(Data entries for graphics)
(begin)

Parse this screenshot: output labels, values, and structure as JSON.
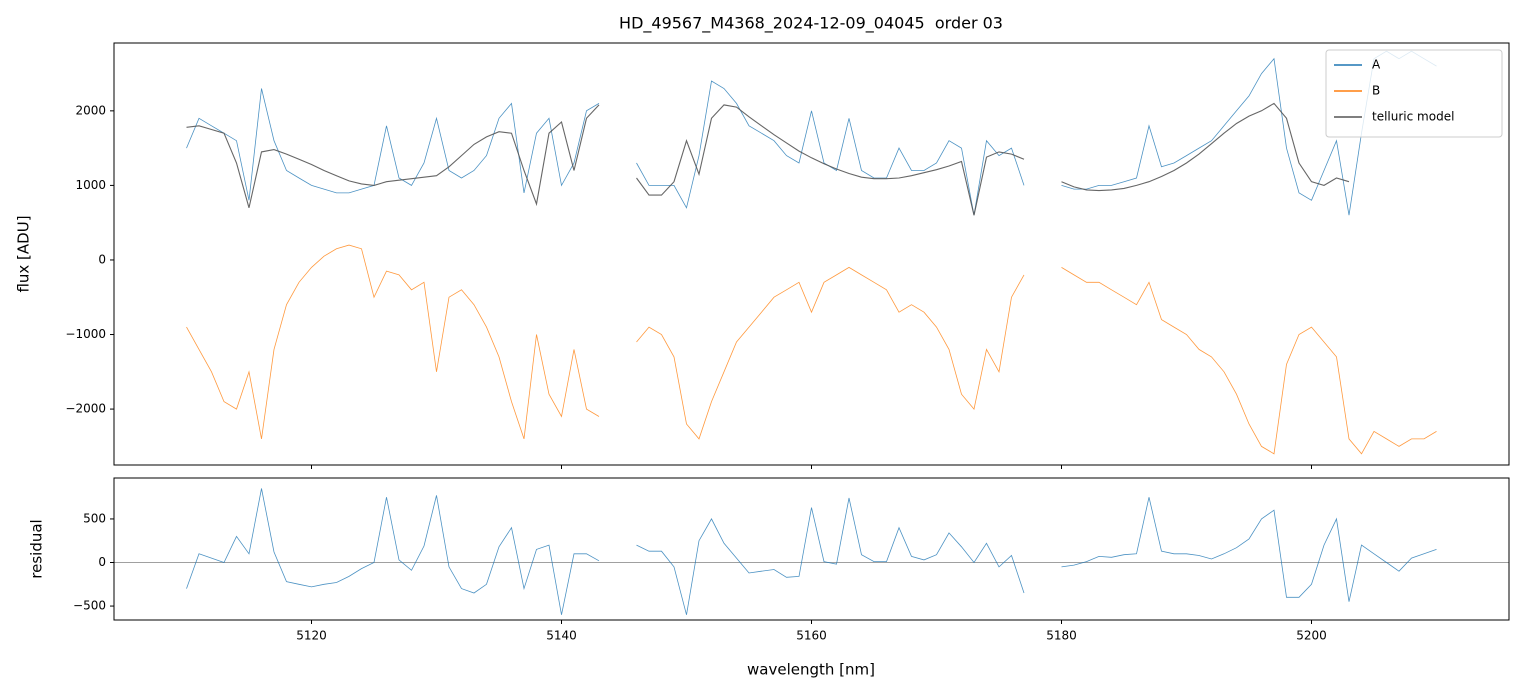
{
  "chart_data": [
    {
      "type": "line",
      "title": "HD_49567_M4368_2024-12-09_04045  order 03",
      "ylabel": "flux [ADU]",
      "x": [
        5110,
        5111,
        5112,
        5113,
        5114,
        5115,
        5116,
        5117,
        5118,
        5119,
        5120,
        5121,
        5122,
        5123,
        5124,
        5125,
        5126,
        5127,
        5128,
        5129,
        5130,
        5131,
        5132,
        5133,
        5134,
        5135,
        5136,
        5137,
        5138,
        5139,
        5140,
        5141,
        5142,
        5143,
        5144,
        5145,
        5146,
        5147,
        5148,
        5149,
        5150,
        5151,
        5152,
        5153,
        5154,
        5155,
        5156,
        5157,
        5158,
        5159,
        5160,
        5161,
        5162,
        5163,
        5164,
        5165,
        5166,
        5167,
        5168,
        5169,
        5170,
        5171,
        5172,
        5173,
        5174,
        5175,
        5176,
        5177,
        5178,
        5179,
        5180,
        5181,
        5182,
        5183,
        5184,
        5185,
        5186,
        5187,
        5188,
        5189,
        5190,
        5191,
        5192,
        5193,
        5194,
        5195,
        5196,
        5197,
        5198,
        5199,
        5200,
        5201,
        5202,
        5203,
        5204,
        5205,
        5206,
        5207,
        5208,
        5209,
        5210
      ],
      "series": [
        {
          "name": "A",
          "color": "#1f77b4",
          "values": [
            1500,
            1900,
            1800,
            1700,
            1600,
            800,
            2300,
            1600,
            1200,
            1100,
            1000,
            950,
            900,
            900,
            950,
            1000,
            1800,
            1100,
            1000,
            1300,
            1900,
            1200,
            1100,
            1200,
            1400,
            1900,
            2100,
            900,
            1700,
            1900,
            1000,
            1300,
            2000,
            2100,
            null,
            null,
            1300,
            1000,
            1000,
            1000,
            700,
            1400,
            2400,
            2300,
            2100,
            1800,
            1700,
            1600,
            1400,
            1300,
            2000,
            1300,
            1200,
            1900,
            1200,
            1100,
            1100,
            1500,
            1200,
            1200,
            1300,
            1600,
            1500,
            600,
            1600,
            1400,
            1500,
            1000,
            null,
            null,
            1000,
            950,
            950,
            1000,
            1000,
            1050,
            1100,
            1800,
            1250,
            1300,
            1400,
            1500,
            1600,
            1800,
            2000,
            2200,
            2500,
            2700,
            1500,
            900,
            800,
            1200,
            1600,
            600,
            1700,
            2700,
            2800,
            2700,
            2800,
            2700,
            2600
          ]
        },
        {
          "name": "B",
          "color": "#ff7f0e",
          "values": [
            -900,
            -1200,
            -1500,
            -1900,
            -2000,
            -1500,
            -2400,
            -1200,
            -600,
            -300,
            -100,
            50,
            150,
            200,
            150,
            -500,
            -150,
            -200,
            -400,
            -300,
            -1500,
            -500,
            -400,
            -600,
            -900,
            -1300,
            -1900,
            -2400,
            -1000,
            -1800,
            -2100,
            -1200,
            -2000,
            -2100,
            null,
            null,
            -1100,
            -900,
            -1000,
            -1300,
            -2200,
            -2400,
            -1900,
            -1500,
            -1100,
            -900,
            -700,
            -500,
            -400,
            -300,
            -700,
            -300,
            -200,
            -100,
            -200,
            -300,
            -400,
            -700,
            -600,
            -700,
            -900,
            -1200,
            -1800,
            -2000,
            -1200,
            -1500,
            -500,
            -200,
            null,
            null,
            -100,
            -200,
            -300,
            -300,
            -400,
            -500,
            -600,
            -300,
            -800,
            -900,
            -1000,
            -1200,
            -1300,
            -1500,
            -1800,
            -2200,
            -2500,
            -2600,
            -1400,
            -1000,
            -900,
            -1100,
            -1300,
            -2400,
            -2600,
            -2300,
            -2400,
            -2500,
            -2400,
            -2400,
            -2300
          ]
        },
        {
          "name": "telluric model",
          "color": "#555555",
          "values": [
            1780,
            1800,
            1750,
            1700,
            1300,
            700,
            1450,
            1480,
            1420,
            1350,
            1280,
            1200,
            1130,
            1060,
            1020,
            1000,
            1050,
            1070,
            1090,
            1110,
            1130,
            1250,
            1400,
            1550,
            1650,
            1720,
            1700,
            1200,
            750,
            1700,
            1850,
            1200,
            1900,
            2080,
            null,
            null,
            1100,
            870,
            870,
            1050,
            1600,
            1150,
            1900,
            2080,
            2050,
            1920,
            1800,
            1680,
            1570,
            1460,
            1370,
            1290,
            1220,
            1160,
            1110,
            1090,
            1090,
            1100,
            1130,
            1170,
            1210,
            1260,
            1320,
            600,
            1380,
            1450,
            1420,
            1350,
            null,
            null,
            1050,
            980,
            940,
            930,
            940,
            960,
            1000,
            1050,
            1120,
            1200,
            1300,
            1420,
            1560,
            1700,
            1830,
            1930,
            2000,
            2100,
            1900,
            1300,
            1050,
            1000,
            1100,
            1050,
            null,
            null,
            null,
            null,
            null,
            null,
            null
          ]
        }
      ],
      "xlim": [
        5104.2,
        5215.8
      ],
      "xticks": [
        5120,
        5140,
        5160,
        5180,
        5200
      ],
      "ylim": [
        -2750,
        2910
      ],
      "yticks": [
        {
          "value": -2000,
          "label": "−2000"
        },
        {
          "value": -1000,
          "label": "−1000"
        },
        0,
        1000,
        2000
      ],
      "legend": "upper right"
    },
    {
      "type": "line",
      "xlabel": "wavelength [nm]",
      "ylabel": "residual",
      "x": [
        5110,
        5111,
        5112,
        5113,
        5114,
        5115,
        5116,
        5117,
        5118,
        5119,
        5120,
        5121,
        5122,
        5123,
        5124,
        5125,
        5126,
        5127,
        5128,
        5129,
        5130,
        5131,
        5132,
        5133,
        5134,
        5135,
        5136,
        5137,
        5138,
        5139,
        5140,
        5141,
        5142,
        5143,
        5144,
        5145,
        5146,
        5147,
        5148,
        5149,
        5150,
        5151,
        5152,
        5153,
        5154,
        5155,
        5156,
        5157,
        5158,
        5159,
        5160,
        5161,
        5162,
        5163,
        5164,
        5165,
        5166,
        5167,
        5168,
        5169,
        5170,
        5171,
        5172,
        5173,
        5174,
        5175,
        5176,
        5177,
        5178,
        5179,
        5180,
        5181,
        5182,
        5183,
        5184,
        5185,
        5186,
        5187,
        5188,
        5189,
        5190,
        5191,
        5192,
        5193,
        5194,
        5195,
        5196,
        5197,
        5198,
        5199,
        5200,
        5201,
        5202,
        5203,
        5204,
        5205,
        5206,
        5207,
        5208,
        5209,
        5210
      ],
      "values": [
        -300,
        100,
        50,
        0,
        300,
        100,
        850,
        120,
        -220,
        -250,
        -280,
        -250,
        -230,
        -160,
        -70,
        0,
        750,
        30,
        -90,
        190,
        770,
        -50,
        -300,
        -350,
        -250,
        180,
        400,
        -300,
        150,
        200,
        -600,
        100,
        100,
        20,
        null,
        null,
        200,
        130,
        130,
        -50,
        -600,
        250,
        500,
        220,
        50,
        -120,
        -100,
        -80,
        -170,
        -160,
        630,
        10,
        -20,
        740,
        90,
        10,
        10,
        400,
        70,
        30,
        90,
        340,
        180,
        0,
        220,
        -50,
        80,
        -350,
        null,
        null,
        -50,
        -30,
        10,
        70,
        60,
        90,
        100,
        750,
        130,
        100,
        100,
        80,
        40,
        100,
        170,
        270,
        500,
        600,
        -400,
        -400,
        -250,
        200,
        500,
        -450,
        200,
        100,
        0,
        -100,
        50,
        100,
        150
      ],
      "color": "#1f77b4",
      "xlim": [
        5104.2,
        5215.8
      ],
      "xticks": [
        5120,
        5140,
        5160,
        5180,
        5200
      ],
      "ylim": [
        -660,
        970
      ],
      "yticks": [
        {
          "value": -500,
          "label": "−500"
        },
        0,
        500
      ],
      "zero_line": true
    }
  ]
}
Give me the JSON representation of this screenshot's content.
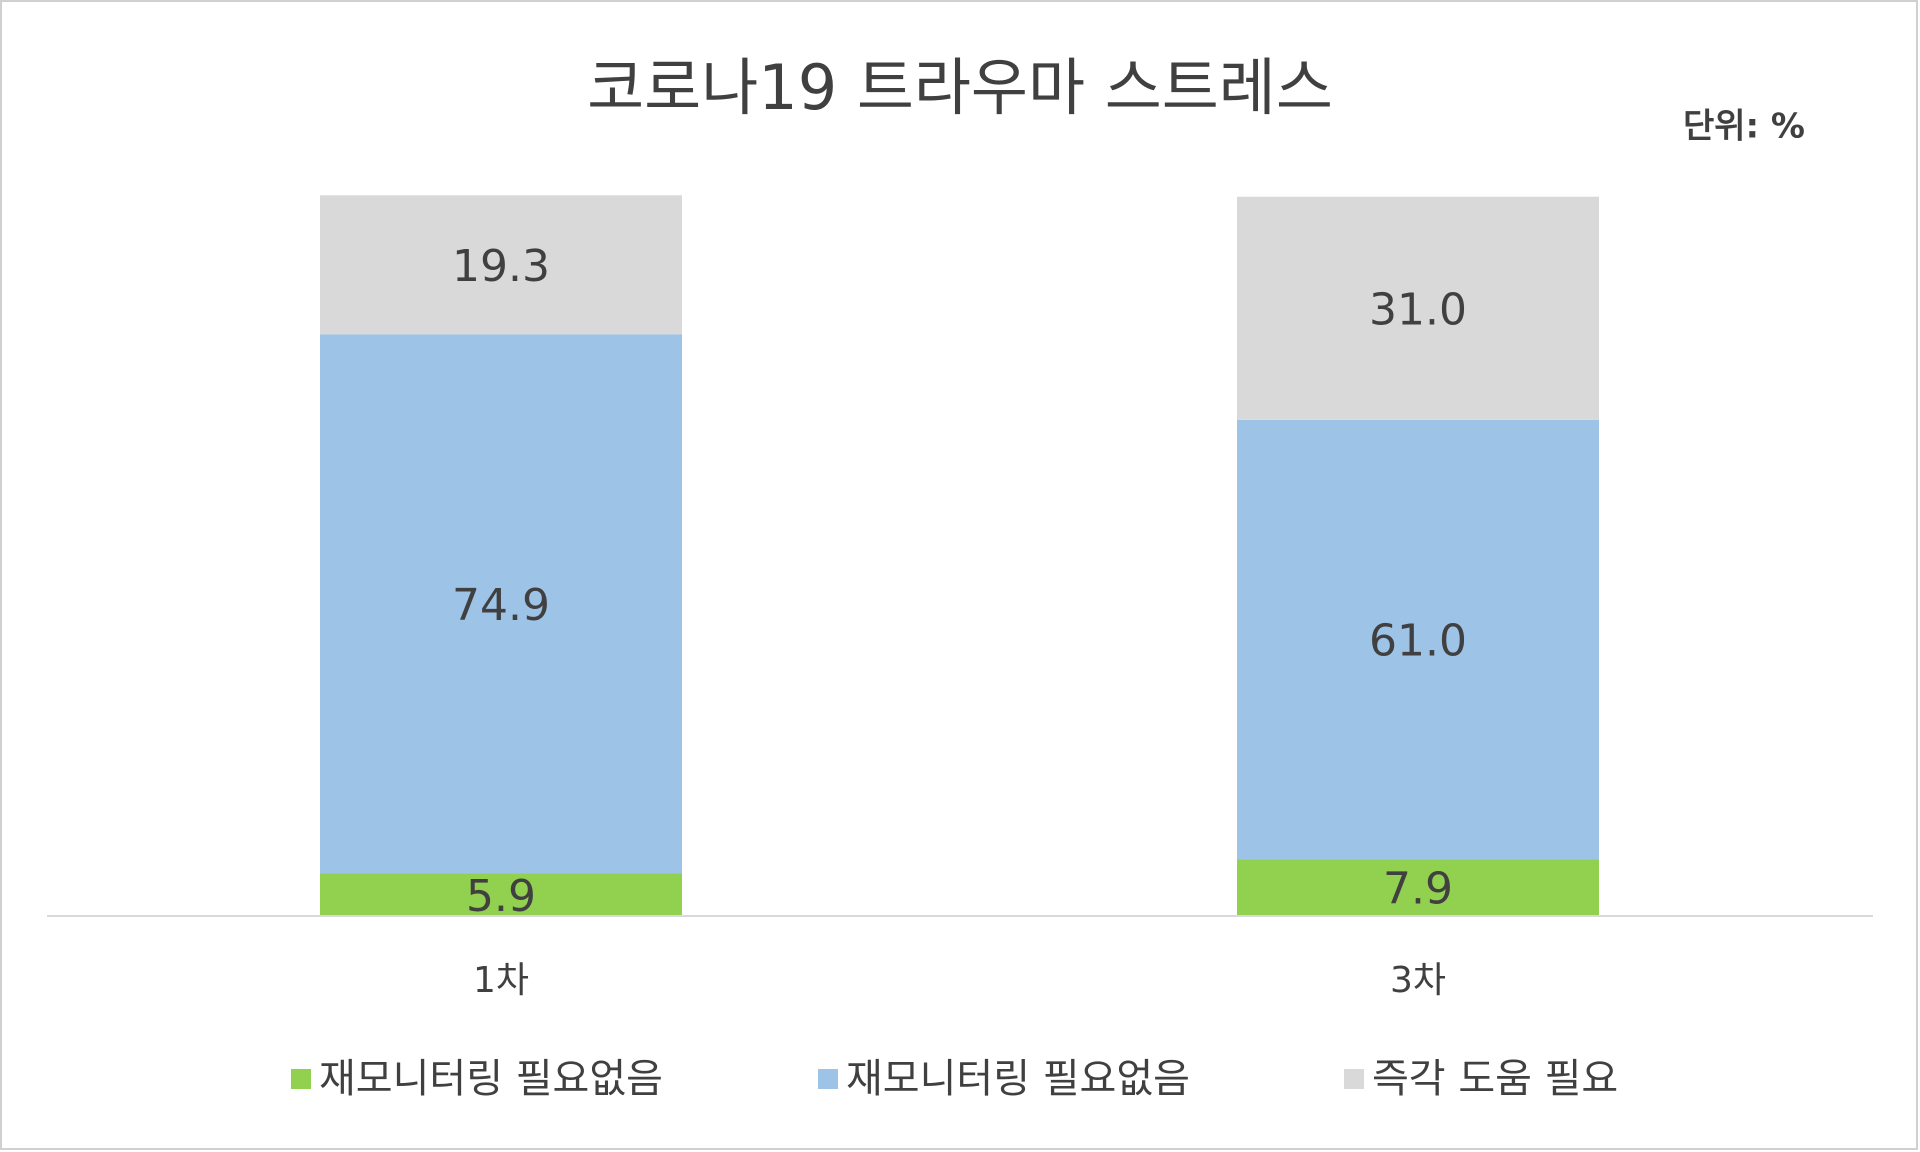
{
  "chart_data": {
    "type": "stacked_bar",
    "title": "코로나19 트라우마 스트레스",
    "unit_label": "단위: %",
    "categories": [
      "1차",
      "3차"
    ],
    "series": [
      {
        "name": "재모니터링 필요없음",
        "color": "#92d050",
        "values": [
          5.9,
          7.9
        ],
        "value_labels": [
          "5.9",
          "7.9"
        ]
      },
      {
        "name": "재모니터링 필요없음",
        "color": "#9dc3e6",
        "values": [
          74.9,
          61.0
        ],
        "value_labels": [
          "74.9",
          "61.0"
        ]
      },
      {
        "name": "즉각 도움 필요",
        "color": "#d9d9d9",
        "values": [
          19.3,
          31.0
        ],
        "value_labels": [
          "19.3",
          "31.0"
        ]
      }
    ],
    "ylim": [
      0,
      100
    ],
    "legend": "bottom"
  }
}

(end)

> _DO THIS_
Each line from the one that contains "Give me the" to the end of the listing must be quoted exactly; no other line and no picture belongs in the copy.

> _OUTPUT BELOW_
Give me the JSON representation of this screenshot's content.
{
  "chart_data": {
    "type": "stacked_bar",
    "title": "코로나19 트라우마 스트레스",
    "unit_label": "단위: %",
    "categories": [
      "1차",
      "3차"
    ],
    "series": [
      {
        "name": "재모니터링 필요없음",
        "color": "#92d050",
        "values": [
          5.9,
          7.9
        ],
        "value_labels": [
          "5.9",
          "7.9"
        ]
      },
      {
        "name": "재모니터링 필요없음",
        "color": "#9dc3e6",
        "values": [
          74.9,
          61.0
        ],
        "value_labels": [
          "74.9",
          "61.0"
        ]
      },
      {
        "name": "즉각 도움 필요",
        "color": "#d9d9d9",
        "values": [
          19.3,
          31.0
        ],
        "value_labels": [
          "19.3",
          "31.0"
        ]
      }
    ],
    "ylim": [
      0,
      100
    ],
    "legend": "bottom"
  }
}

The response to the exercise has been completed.